● TRY IT
In the article below on AI fusion predictions, what makes fusion reactors hard to design and run? Explain in one to three sentences.

● PAGE TEXT
===============

A new AI model for nuclear fusion predictions

2025-08-21
2 min read.
Researchers at Lawrence Livermore National Laboratory use machine learning to forecast outcomes of nuclear fusion experiments, helping speed up the path to reliable fusion power.

A new artificial intelligence (AI) model helps predict results of fusion power tests, which could make this technology come faster, SingularityHub reports. Nuclear fusion could release huge energy, but it needs extreme conditions, making reactors hard to design and run. Simulations of these processes usually take a lot of time on supercomputers and are not always accurate.

Ai is speeding up progress here. In 2022, Google DeepMind trained a model to control the hot plasma, a super-heated gas of charged particles, in a fusion reactor. Now, scientists at the US National Ignition Facility have used AI to feel sure about their success before a key experiment. In a paper published in Science, they describe a generative machine learning model that predicted a 74 percent chance the test would produce more energy than it used. This accurate forecasting can help plan new tests and decide on hardware changes.

===============

● DATA
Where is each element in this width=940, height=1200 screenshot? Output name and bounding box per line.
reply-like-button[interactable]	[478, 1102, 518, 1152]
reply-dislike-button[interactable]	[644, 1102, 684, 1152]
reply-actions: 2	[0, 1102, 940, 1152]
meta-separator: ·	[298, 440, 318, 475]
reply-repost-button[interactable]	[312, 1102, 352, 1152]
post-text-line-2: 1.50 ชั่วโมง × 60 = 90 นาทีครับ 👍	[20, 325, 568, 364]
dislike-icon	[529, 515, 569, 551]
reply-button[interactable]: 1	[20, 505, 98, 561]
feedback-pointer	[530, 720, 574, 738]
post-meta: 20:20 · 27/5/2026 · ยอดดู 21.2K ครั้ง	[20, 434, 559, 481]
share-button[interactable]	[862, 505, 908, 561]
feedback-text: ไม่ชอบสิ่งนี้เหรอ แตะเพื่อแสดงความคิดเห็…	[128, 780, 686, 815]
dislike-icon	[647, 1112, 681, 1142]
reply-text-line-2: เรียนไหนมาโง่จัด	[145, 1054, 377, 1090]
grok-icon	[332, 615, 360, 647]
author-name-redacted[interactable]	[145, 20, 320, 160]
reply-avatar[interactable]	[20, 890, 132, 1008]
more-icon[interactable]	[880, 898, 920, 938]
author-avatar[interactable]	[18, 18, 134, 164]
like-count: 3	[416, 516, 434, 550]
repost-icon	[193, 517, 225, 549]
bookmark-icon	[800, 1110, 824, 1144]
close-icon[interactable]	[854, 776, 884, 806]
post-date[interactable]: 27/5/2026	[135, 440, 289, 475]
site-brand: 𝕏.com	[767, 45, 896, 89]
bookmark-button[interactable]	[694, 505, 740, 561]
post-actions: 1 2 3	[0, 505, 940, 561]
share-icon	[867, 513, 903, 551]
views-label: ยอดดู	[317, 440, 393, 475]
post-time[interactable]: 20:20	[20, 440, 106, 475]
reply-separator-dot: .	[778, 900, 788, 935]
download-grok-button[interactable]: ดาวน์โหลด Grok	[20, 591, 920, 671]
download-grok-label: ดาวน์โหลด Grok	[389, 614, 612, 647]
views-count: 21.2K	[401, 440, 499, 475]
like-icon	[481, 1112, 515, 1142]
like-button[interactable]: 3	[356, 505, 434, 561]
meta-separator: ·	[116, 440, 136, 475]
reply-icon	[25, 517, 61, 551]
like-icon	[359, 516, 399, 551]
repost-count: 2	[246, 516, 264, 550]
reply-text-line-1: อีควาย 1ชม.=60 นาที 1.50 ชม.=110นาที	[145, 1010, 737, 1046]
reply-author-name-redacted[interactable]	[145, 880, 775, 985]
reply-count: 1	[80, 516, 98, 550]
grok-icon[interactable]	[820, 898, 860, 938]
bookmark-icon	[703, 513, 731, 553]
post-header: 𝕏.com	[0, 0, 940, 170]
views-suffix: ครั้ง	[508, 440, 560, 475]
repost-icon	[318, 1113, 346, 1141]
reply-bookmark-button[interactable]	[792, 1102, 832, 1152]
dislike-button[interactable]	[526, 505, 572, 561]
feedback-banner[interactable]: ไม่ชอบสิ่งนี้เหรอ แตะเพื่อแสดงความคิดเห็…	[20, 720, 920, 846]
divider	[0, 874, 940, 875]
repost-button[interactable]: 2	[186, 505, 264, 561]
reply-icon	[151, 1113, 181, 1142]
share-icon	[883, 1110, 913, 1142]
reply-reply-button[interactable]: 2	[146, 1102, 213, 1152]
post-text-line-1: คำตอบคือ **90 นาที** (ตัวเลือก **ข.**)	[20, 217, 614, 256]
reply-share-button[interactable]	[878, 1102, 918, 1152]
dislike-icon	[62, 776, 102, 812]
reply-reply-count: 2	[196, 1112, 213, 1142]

===============

● FINISHED TASK
Nuclear fusion needs extreme conditions, and that makes reactors hard to design and run.